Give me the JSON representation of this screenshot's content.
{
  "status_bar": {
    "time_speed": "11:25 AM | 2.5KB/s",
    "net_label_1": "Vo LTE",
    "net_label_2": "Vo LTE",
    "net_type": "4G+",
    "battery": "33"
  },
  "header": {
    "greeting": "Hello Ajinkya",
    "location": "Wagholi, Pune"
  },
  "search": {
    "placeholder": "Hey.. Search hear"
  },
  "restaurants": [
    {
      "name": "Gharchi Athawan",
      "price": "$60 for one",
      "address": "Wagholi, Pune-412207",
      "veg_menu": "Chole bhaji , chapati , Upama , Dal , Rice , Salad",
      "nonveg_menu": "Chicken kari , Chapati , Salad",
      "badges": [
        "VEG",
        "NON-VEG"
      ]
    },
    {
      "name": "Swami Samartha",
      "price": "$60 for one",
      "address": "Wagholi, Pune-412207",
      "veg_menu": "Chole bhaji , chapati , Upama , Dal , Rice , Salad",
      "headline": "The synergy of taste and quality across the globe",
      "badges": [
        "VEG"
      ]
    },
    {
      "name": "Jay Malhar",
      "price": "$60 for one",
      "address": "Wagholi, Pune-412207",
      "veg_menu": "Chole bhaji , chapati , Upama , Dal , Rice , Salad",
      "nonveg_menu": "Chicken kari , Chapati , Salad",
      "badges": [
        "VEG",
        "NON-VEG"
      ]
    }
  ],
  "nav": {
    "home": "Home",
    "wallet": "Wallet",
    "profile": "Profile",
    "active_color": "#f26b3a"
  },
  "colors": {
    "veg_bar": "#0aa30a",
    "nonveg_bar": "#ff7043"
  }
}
=====
Written exercise - Write out the data again, exactly and in full.

Response below -
Give me the JSON representation of this screenshot's content.
{
  "status_bar": {
    "time_speed": "11:25 AM | 2.5KB/s",
    "net_label_1": "Vo LTE",
    "net_label_2": "Vo LTE",
    "net_type": "4G+",
    "battery": "33"
  },
  "header": {
    "greeting": "Hello Ajinkya",
    "location": "Wagholi, Pune"
  },
  "search": {
    "placeholder": "Hey.. Search hear"
  },
  "restaurants": [
    {
      "name": "Gharchi Athawan",
      "price": "$60 for one",
      "address": "Wagholi, Pune-412207",
      "veg_menu": "Chole bhaji , chapati , Upama , Dal , Rice , Salad",
      "nonveg_menu": "Chicken kari , Chapati , Salad",
      "badges": [
        "VEG",
        "NON-VEG"
      ]
    },
    {
      "name": "Swami Samartha",
      "price": "$60 for one",
      "address": "Wagholi, Pune-412207",
      "veg_menu": "Chole bhaji , chapati , Upama , Dal , Rice , Salad",
      "headline": "The synergy of taste and quality across the globe",
      "badges": [
        "VEG"
      ]
    },
    {
      "name": "Jay Malhar",
      "price": "$60 for one",
      "address": "Wagholi, Pune-412207",
      "veg_menu": "Chole bhaji , chapati , Upama , Dal , Rice , Salad",
      "nonveg_menu": "Chicken kari , Chapati , Salad",
      "badges": [
        "VEG",
        "NON-VEG"
      ]
    }
  ],
  "nav": {
    "home": "Home",
    "wallet": "Wallet",
    "profile": "Profile",
    "active_color": "#f26b3a"
  },
  "colors": {
    "veg_bar": "#0aa30a",
    "nonveg_bar": "#ff7043"
  }
}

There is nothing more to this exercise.